# Instructions for the task:
Render the entries from the line containing "profile-bar — [379, 270, 679, 272]" up to and including the line containing "profile-bar — [379, 242, 549, 244]" as a Markdown table with two columns, Row for the running number and Line for the text, omitting any blank lines.

# Listing:

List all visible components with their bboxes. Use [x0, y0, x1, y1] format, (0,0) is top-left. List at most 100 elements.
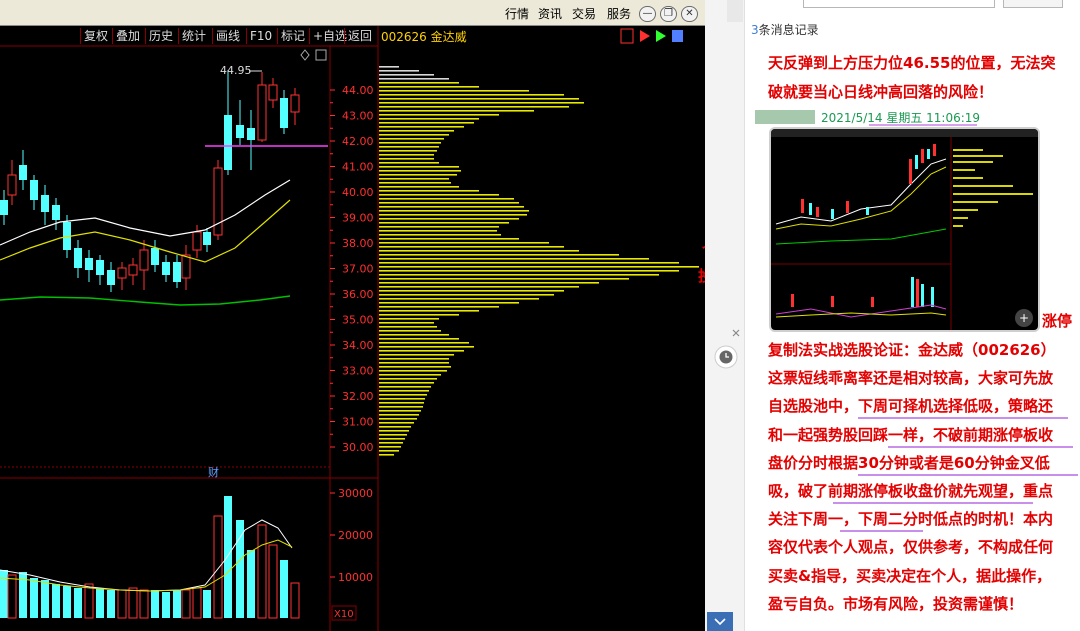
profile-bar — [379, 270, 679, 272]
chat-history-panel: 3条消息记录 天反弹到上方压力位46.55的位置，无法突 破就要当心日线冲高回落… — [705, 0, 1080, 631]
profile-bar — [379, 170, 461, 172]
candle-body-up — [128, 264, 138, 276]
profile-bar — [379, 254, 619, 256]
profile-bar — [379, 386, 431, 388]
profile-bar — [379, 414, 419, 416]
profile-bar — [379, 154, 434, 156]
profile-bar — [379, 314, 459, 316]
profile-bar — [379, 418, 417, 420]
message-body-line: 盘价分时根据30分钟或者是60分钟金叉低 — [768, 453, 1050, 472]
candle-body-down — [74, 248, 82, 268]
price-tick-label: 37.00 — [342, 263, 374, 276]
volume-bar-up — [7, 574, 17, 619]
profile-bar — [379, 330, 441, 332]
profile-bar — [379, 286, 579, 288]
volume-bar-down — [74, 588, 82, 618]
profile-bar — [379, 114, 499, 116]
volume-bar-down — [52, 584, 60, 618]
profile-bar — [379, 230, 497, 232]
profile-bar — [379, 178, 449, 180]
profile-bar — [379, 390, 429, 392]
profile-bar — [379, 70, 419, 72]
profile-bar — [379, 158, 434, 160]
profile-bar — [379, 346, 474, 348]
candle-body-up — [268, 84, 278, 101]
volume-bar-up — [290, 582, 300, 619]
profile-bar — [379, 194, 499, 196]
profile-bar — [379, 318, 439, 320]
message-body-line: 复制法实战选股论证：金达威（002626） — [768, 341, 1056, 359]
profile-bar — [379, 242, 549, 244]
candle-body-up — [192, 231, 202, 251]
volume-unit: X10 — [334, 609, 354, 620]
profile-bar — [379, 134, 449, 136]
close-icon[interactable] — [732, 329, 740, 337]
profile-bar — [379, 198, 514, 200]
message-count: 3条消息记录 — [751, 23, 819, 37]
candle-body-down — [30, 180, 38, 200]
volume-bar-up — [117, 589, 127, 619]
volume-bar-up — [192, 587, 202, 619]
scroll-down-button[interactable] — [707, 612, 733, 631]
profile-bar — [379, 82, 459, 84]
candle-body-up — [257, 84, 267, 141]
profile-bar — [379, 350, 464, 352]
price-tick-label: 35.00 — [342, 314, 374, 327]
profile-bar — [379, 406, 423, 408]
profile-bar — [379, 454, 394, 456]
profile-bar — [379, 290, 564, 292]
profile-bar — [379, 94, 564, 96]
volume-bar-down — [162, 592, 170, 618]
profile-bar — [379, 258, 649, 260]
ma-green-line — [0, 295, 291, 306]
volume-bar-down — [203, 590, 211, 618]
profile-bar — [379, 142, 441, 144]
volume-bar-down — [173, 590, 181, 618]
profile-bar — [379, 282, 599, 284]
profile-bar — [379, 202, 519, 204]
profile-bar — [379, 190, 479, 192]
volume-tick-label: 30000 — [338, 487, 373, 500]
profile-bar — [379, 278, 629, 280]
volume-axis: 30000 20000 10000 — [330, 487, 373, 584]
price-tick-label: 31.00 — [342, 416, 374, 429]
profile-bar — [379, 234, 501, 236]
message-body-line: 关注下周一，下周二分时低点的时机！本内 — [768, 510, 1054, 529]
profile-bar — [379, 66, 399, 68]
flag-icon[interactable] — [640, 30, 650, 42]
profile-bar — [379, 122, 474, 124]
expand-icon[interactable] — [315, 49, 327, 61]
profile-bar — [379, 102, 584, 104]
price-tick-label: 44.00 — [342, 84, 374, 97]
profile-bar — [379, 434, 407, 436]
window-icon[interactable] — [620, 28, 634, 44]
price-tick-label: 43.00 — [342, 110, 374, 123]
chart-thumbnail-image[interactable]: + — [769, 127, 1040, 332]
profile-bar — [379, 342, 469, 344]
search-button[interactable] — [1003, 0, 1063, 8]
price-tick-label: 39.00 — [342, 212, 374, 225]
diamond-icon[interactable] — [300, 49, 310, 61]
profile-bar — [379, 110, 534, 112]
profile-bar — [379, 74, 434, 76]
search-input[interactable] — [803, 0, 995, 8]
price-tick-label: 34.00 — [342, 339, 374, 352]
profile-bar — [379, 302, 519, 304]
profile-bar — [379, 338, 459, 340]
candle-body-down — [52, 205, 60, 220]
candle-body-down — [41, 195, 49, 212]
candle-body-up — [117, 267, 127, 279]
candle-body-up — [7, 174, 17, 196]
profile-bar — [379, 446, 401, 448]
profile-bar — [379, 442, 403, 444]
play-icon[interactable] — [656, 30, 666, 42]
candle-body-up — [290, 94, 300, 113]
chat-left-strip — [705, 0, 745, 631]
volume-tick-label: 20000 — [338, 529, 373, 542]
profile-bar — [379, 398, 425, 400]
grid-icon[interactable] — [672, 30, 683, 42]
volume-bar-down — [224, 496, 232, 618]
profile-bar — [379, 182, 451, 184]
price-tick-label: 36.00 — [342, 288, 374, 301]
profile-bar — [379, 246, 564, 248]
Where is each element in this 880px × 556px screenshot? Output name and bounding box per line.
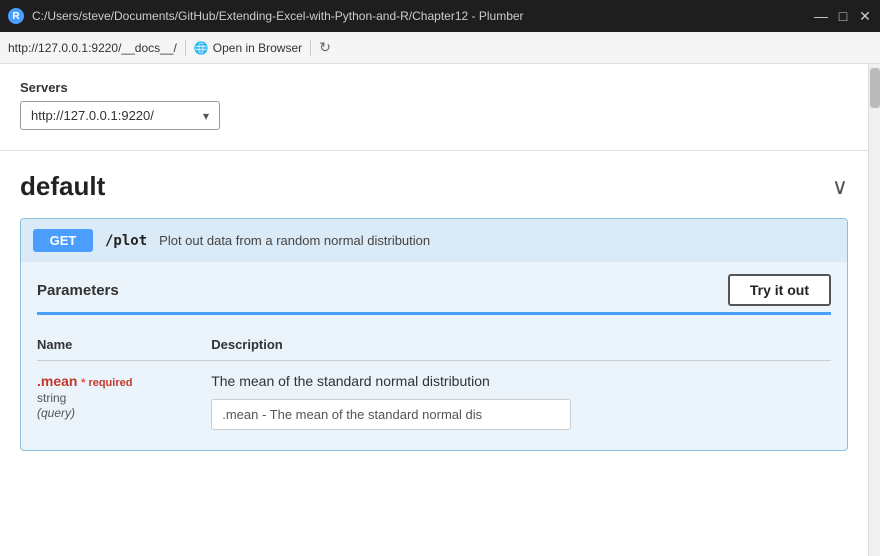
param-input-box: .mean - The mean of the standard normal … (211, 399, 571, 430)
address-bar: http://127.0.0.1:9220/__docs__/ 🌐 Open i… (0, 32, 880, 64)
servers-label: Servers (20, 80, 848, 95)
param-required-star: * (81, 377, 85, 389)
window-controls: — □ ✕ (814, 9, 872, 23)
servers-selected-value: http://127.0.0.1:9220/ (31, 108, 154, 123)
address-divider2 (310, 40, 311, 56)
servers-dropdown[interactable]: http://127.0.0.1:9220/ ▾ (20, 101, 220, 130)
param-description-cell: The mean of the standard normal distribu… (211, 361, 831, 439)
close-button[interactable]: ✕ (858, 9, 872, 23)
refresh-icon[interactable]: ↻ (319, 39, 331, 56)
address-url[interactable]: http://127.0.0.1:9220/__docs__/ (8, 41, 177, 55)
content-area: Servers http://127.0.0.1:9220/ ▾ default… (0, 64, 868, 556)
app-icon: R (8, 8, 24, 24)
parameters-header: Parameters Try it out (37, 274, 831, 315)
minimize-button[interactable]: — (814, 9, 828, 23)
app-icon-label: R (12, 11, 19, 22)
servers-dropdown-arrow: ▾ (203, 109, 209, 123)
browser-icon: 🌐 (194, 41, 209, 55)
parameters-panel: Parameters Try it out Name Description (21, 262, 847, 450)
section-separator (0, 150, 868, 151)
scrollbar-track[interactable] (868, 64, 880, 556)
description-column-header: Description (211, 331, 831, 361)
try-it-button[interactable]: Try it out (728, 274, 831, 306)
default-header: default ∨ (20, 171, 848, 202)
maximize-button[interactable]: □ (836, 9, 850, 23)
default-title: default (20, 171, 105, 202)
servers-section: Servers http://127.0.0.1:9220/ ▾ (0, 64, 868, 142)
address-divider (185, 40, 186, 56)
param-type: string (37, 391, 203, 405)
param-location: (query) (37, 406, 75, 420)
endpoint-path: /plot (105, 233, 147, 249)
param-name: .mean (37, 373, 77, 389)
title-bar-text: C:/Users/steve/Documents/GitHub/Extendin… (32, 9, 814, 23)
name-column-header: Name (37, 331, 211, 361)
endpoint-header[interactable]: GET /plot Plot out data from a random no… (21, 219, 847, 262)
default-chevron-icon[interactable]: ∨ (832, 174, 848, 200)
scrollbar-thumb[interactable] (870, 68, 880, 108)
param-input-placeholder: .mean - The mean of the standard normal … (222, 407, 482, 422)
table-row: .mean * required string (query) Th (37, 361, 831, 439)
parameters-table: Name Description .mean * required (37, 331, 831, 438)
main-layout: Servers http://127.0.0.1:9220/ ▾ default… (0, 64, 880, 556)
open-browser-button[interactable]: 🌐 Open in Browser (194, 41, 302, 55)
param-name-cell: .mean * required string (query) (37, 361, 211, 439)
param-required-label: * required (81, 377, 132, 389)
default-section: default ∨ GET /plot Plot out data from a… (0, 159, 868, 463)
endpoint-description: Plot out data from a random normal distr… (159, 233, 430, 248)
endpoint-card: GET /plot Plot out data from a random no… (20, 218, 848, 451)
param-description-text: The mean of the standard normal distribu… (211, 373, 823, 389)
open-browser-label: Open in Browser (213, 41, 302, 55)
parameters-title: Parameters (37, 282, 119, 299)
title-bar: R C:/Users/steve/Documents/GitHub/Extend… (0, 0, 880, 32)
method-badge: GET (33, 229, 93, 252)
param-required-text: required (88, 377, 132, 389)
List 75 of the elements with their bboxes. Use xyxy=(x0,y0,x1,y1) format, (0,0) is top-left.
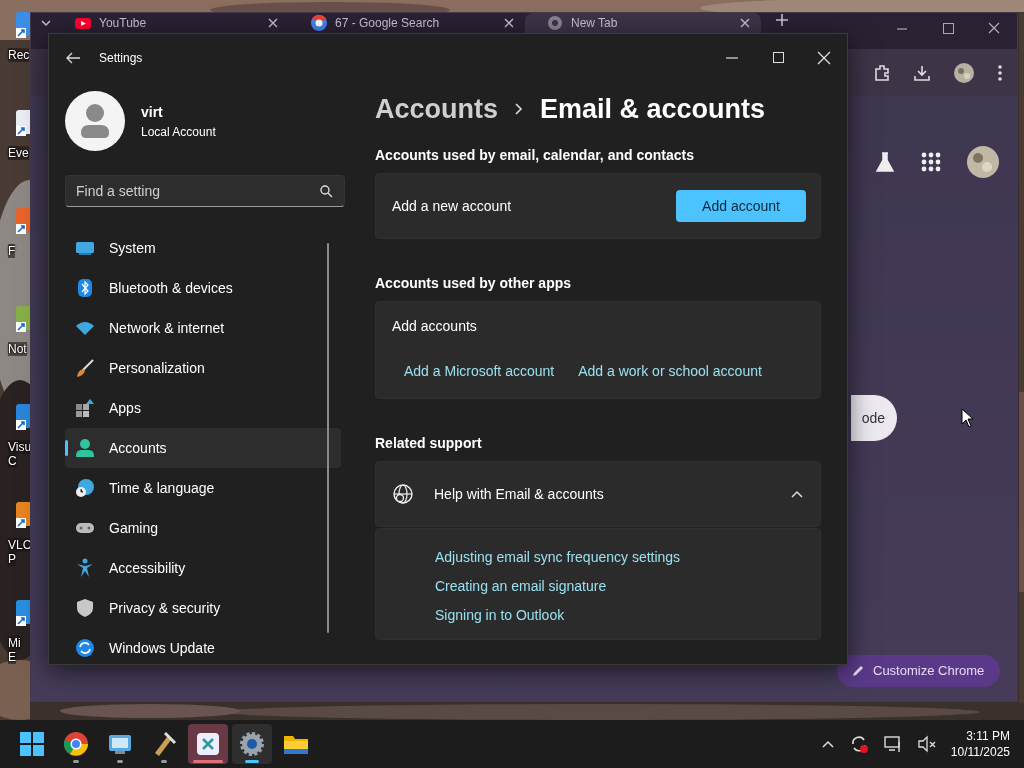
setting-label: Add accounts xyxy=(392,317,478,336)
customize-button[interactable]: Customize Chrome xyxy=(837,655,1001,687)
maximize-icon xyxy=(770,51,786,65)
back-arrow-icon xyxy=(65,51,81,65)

# Task result:
| Row | Line |
|---|---|
| 1 | profile-bar — [379, 270, 679, 272] |
| 2 | chat-history-panel: 3条消息记录 天反弹到上方压力位46.55的位置，无法突 破就要当心日线冲高回落… — [705, 0, 1080, 631] |
| 3 | profile-bar — [379, 170, 461, 172] |
| 4 | candle-body-up — [128, 264, 138, 276] |
| 5 | profile-bar — [379, 254, 619, 256] |
| 6 | profile-bar — [379, 386, 431, 388] |
| 7 | profile-bar — [379, 414, 419, 416] |
| 8 | profile-bar — [379, 154, 434, 156] |
| 9 | profile-bar — [379, 314, 459, 316] |
| 10 | profile-bar — [379, 418, 417, 420] |
| 11 | message-body-line: 盘价分时根据30分钟或者是60分钟金叉低 — [768, 453, 1050, 472] |
| 12 | candle-body-down — [74, 248, 82, 268] |
| 13 | price-tick-label: 37.00 — [342, 263, 374, 276] |
| 14 | volume-bar-up — [7, 574, 17, 619] |
| 15 | profile-bar — [379, 330, 441, 332] |
| 16 | profile-bar — [379, 286, 579, 288] |
| 17 | volume-bar-down — [74, 588, 82, 618] |
| 18 | profile-bar — [379, 114, 499, 116] |
| 19 | volume-bar-down — [52, 584, 60, 618] |
| 20 | profile-bar — [379, 230, 497, 232] |
| 21 | profile-bar — [379, 178, 449, 180] |
| 22 | profile-bar — [379, 390, 429, 392] |
| 23 | profile-bar — [379, 70, 419, 72] |
| 24 | profile-bar — [379, 158, 434, 160] |
| 25 | profile-bar — [379, 346, 474, 348] |
| 26 | candle-body-up — [268, 84, 278, 101] |
| 27 | volume-bar-up — [290, 582, 300, 619] |
| 28 | profile-bar — [379, 194, 499, 196] |
| 29 | profile-bar — [379, 318, 439, 320] |
| 30 | message-body-line: 复制法实战选股论证：金达威（002626） — [768, 341, 1056, 359] |
| 31 | profile-bar — [379, 242, 549, 244] |